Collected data
━━━━━━

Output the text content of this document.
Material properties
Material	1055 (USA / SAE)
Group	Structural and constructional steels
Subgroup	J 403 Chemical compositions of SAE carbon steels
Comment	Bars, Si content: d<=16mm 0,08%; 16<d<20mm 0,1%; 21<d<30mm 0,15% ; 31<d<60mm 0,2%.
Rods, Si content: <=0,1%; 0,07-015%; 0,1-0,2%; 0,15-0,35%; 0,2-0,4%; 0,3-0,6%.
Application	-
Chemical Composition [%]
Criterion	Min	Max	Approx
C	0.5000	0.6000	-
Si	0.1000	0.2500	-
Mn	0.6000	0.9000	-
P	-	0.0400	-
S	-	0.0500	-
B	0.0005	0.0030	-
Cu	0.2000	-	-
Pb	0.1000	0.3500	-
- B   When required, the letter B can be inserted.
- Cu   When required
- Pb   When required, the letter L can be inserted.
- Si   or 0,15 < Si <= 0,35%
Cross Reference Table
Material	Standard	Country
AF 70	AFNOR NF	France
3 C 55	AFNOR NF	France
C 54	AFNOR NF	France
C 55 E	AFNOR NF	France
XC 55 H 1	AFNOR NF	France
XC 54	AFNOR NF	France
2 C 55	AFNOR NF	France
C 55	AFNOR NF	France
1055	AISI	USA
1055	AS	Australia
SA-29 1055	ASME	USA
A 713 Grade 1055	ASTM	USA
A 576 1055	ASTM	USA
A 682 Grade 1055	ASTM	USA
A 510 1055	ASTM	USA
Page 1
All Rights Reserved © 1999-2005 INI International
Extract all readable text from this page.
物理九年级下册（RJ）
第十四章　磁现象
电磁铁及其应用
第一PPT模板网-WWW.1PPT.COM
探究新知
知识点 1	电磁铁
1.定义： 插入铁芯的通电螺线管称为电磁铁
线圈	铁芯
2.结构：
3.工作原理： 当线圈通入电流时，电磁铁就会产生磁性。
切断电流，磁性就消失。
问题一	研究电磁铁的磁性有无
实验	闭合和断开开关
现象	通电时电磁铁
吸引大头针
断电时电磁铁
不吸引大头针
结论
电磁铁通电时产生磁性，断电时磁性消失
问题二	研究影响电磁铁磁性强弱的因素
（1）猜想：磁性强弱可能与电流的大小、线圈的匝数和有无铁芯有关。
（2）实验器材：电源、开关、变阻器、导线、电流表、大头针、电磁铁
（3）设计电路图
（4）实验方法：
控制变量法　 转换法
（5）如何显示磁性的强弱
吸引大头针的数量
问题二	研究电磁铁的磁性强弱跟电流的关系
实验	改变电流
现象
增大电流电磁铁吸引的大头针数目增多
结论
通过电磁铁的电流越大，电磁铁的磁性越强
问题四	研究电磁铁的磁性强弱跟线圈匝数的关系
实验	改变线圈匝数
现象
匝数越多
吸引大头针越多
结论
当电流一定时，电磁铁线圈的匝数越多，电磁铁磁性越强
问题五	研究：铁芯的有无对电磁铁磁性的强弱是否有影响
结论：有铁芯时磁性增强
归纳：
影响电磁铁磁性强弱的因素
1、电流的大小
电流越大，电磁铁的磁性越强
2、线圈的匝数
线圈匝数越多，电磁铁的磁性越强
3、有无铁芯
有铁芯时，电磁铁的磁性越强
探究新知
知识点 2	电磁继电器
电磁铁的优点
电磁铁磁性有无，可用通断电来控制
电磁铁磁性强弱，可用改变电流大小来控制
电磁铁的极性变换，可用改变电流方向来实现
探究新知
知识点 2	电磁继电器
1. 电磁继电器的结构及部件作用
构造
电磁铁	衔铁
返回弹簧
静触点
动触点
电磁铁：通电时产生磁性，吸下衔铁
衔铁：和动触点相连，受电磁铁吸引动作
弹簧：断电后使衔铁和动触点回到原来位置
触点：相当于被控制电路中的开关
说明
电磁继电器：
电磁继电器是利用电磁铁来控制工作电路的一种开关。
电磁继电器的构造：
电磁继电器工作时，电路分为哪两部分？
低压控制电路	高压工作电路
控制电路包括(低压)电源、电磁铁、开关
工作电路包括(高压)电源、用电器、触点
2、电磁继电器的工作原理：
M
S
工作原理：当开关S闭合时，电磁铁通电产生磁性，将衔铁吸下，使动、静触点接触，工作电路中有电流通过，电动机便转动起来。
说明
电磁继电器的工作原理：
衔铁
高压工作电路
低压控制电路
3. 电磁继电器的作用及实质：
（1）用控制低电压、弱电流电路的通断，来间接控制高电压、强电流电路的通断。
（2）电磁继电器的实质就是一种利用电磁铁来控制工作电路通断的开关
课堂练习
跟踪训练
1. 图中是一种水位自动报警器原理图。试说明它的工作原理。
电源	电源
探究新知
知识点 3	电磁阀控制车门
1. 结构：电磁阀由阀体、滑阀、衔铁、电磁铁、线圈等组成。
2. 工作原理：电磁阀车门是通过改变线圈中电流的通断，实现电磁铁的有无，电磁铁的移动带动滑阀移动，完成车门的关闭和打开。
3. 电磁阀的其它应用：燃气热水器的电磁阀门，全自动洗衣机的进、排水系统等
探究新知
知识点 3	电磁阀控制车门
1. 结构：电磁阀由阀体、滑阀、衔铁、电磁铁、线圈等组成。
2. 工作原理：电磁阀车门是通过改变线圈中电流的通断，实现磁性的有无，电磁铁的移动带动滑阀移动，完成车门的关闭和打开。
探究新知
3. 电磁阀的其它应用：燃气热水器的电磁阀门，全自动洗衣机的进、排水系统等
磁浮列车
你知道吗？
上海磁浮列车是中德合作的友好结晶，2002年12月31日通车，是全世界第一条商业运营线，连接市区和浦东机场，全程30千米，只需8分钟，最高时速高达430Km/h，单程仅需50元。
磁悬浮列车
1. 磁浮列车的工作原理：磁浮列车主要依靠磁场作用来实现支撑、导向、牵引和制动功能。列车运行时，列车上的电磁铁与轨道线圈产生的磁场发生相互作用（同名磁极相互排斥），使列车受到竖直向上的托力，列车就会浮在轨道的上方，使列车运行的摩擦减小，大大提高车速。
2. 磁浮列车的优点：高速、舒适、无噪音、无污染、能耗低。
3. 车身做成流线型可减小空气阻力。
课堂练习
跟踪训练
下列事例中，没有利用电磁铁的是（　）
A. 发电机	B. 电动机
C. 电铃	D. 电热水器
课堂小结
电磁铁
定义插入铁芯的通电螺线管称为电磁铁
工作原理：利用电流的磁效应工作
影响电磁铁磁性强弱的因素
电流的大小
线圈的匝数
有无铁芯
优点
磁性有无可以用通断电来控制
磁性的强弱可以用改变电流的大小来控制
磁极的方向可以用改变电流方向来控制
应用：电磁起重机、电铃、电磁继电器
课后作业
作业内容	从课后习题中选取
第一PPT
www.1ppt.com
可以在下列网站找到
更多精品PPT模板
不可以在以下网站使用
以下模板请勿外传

━━━━━━

- Given task -
Recopy the whole listing exactly.

- Output for this task -
Output the text content of this document.
Material properties
Material	1055 (USA / SAE)
Group	Structural and constructional steels
Subgroup	J 403 Chemical compositions of SAE carbon steels
Comment	Bars, Si content: d<=16mm 0,08%; 16<d<20mm 0,1%; 21<d<30mm 0,15% ; 31<d<60mm 0,2%.
Rods, Si content: <=0,1%; 0,07-015%; 0,1-0,2%; 0,15-0,35%; 0,2-0,4%; 0,3-0,6%.
Application	-
Chemical Composition [%]
Criterion	Min	Max	Approx
C	0.5000	0.6000	-
Si	0.1000	0.2500	-
Mn	0.6000	0.9000	-
P	-	0.0400	-
S	-	0.0500	-
B	0.0005	0.0030	-
Cu	0.2000	-	-
Pb	0.1000	0.3500	-
- B   When required, the letter B can be inserted.
- Cu   When required
- Pb   When required, the letter L can be inserted.
- Si   or 0,15 < Si <= 0,35%
Cross Reference Table
Material	Standard	Country
AF 70	AFNOR NF	France
3 C 55	AFNOR NF	France
C 54	AFNOR NF	France
C 55 E	AFNOR NF	France
XC 55 H 1	AFNOR NF	France
XC 54	AFNOR NF	France
2 C 55	AFNOR NF	France
C 55	AFNOR NF	France
1055	AISI	USA
1055	AS	Australia
SA-29 1055	ASME	USA
A 713 Grade 1055	ASTM	USA
A 576 1055	ASTM	USA
A 682 Grade 1055	ASTM	USA
A 510 1055	ASTM	USA
Page 1
All Rights Reserved © 1999-2005 INI International
Extract all readable text from this page.
物理九年级下册（RJ）
第十四章　磁现象
电磁铁及其应用
第一PPT模板网-WWW.1PPT.COM
探究新知
知识点 1	电磁铁
1.定义： 插入铁芯的通电螺线管称为电磁铁
线圈	铁芯
2.结构：
3.工作原理： 当线圈通入电流时，电磁铁就会产生磁性。
切断电流，磁性就消失。
问题一	研究电磁铁的磁性有无
实验	闭合和断开开关
现象	通电时电磁铁
吸引大头针
断电时电磁铁
不吸引大头针
结论
电磁铁通电时产生磁性，断电时磁性消失
问题二	研究影响电磁铁磁性强弱的因素
（1）猜想：磁性强弱可能与电流的大小、线圈的匝数和有无铁芯有关。
（2）实验器材：电源、开关、变阻器、导线、电流表、大头针、电磁铁
（3）设计电路图
（4）实验方法：
控制变量法　 转换法
（5）如何显示磁性的强弱
吸引大头针的数量
问题二	研究电磁铁的磁性强弱跟电流的关系
实验	改变电流
现象
增大电流电磁铁吸引的大头针数目增多
结论
通过电磁铁的电流越大，电磁铁的磁性越强
问题四	研究电磁铁的磁性强弱跟线圈匝数的关系
实验	改变线圈匝数
现象
匝数越多
吸引大头针越多
结论
当电流一定时，电磁铁线圈的匝数越多，电磁铁磁性越强
问题五	研究：铁芯的有无对电磁铁磁性的强弱是否有影响
结论：有铁芯时磁性增强
归纳：
影响电磁铁磁性强弱的因素
1、电流的大小
电流越大，电磁铁的磁性越强
2、线圈的匝数
线圈匝数越多，电磁铁的磁性越强
3、有无铁芯
有铁芯时，电磁铁的磁性越强
探究新知
知识点 2	电磁继电器
电磁铁的优点
电磁铁磁性有无，可用通断电来控制
电磁铁磁性强弱，可用改变电流大小来控制
电磁铁的极性变换，可用改变电流方向来实现
探究新知
知识点 2	电磁继电器
1. 电磁继电器的结构及部件作用
构造
电磁铁	衔铁
返回弹簧
静触点
动触点
电磁铁：通电时产生磁性，吸下衔铁
衔铁：和动触点相连，受电磁铁吸引动作
弹簧：断电后使衔铁和动触点回到原来位置
触点：相当于被控制电路中的开关
说明
电磁继电器：
电磁继电器是利用电磁铁来控制工作电路的一种开关。
电磁继电器的构造：
电磁继电器工作时，电路分为哪两部分？
低压控制电路	高压工作电路
控制电路包括(低压)电源、电磁铁、开关
工作电路包括(高压)电源、用电器、触点
2、电磁继电器的工作原理：
M
S
工作原理：当开关S闭合时，电磁铁通电产生磁性，将衔铁吸下，使动、静触点接触，工作电路中有电流通过，电动机便转动起来。
说明
电磁继电器的工作原理：
衔铁
高压工作电路
低压控制电路
3. 电磁继电器的作用及实质：
（1）用控制低电压、弱电流电路的通断，来间接控制高电压、强电流电路的通断。
（2）电磁继电器的实质就是一种利用电磁铁来控制工作电路通断的开关
课堂练习
跟踪训练
1. 图中是一种水位自动报警器原理图。试说明它的工作原理。
电源	电源
探究新知
知识点 3	电磁阀控制车门
1. 结构：电磁阀由阀体、滑阀、衔铁、电磁铁、线圈等组成。
2. 工作原理：电磁阀车门是通过改变线圈中电流的通断，实现电磁铁的有无，电磁铁的移动带动滑阀移动，完成车门的关闭和打开。
3. 电磁阀的其它应用：燃气热水器的电磁阀门，全自动洗衣机的进、排水系统等
探究新知
知识点 3	电磁阀控制车门
1. 结构：电磁阀由阀体、滑阀、衔铁、电磁铁、线圈等组成。
2. 工作原理：电磁阀车门是通过改变线圈中电流的通断，实现磁性的有无，电磁铁的移动带动滑阀移动，完成车门的关闭和打开。
探究新知
3. 电磁阀的其它应用：燃气热水器的电磁阀门，全自动洗衣机的进、排水系统等
磁浮列车
你知道吗？
上海磁浮列车是中德合作的友好结晶，2002年12月31日通车，是全世界第一条商业运营线，连接市区和浦东机场，全程30千米，只需8分钟，最高时速高达430Km/h，单程仅需50元。
磁悬浮列车
1. 磁浮列车的工作原理：磁浮列车主要依靠磁场作用来实现支撑、导向、牵引和制动功能。列车运行时，列车上的电磁铁与轨道线圈产生的磁场发生相互作用（同名磁极相互排斥），使列车受到竖直向上的托力，列车就会浮在轨道的上方，使列车运行的摩擦减小，大大提高车速。
2. 磁浮列车的优点：高速、舒适、无噪音、无污染、能耗低。
3. 车身做成流线型可减小空气阻力。
课堂练习
跟踪训练
下列事例中，没有利用电磁铁的是（　）
A. 发电机	B. 电动机
C. 电铃	D. 电热水器
课堂小结
电磁铁
定义插入铁芯的通电螺线管称为电磁铁
工作原理：利用电流的磁效应工作
影响电磁铁磁性强弱的因素
电流的大小
线圈的匝数
有无铁芯
优点
磁性有无可以用通断电来控制
磁性的强弱可以用改变电流的大小来控制
磁极的方向可以用改变电流方向来控制
应用：电磁起重机、电铃、电磁继电器
课后作业
作业内容	从课后习题中选取
第一PPT
www.1ppt.com
可以在下列网站找到
更多精品PPT模板
不可以在以下网站使用
以下模板请勿外传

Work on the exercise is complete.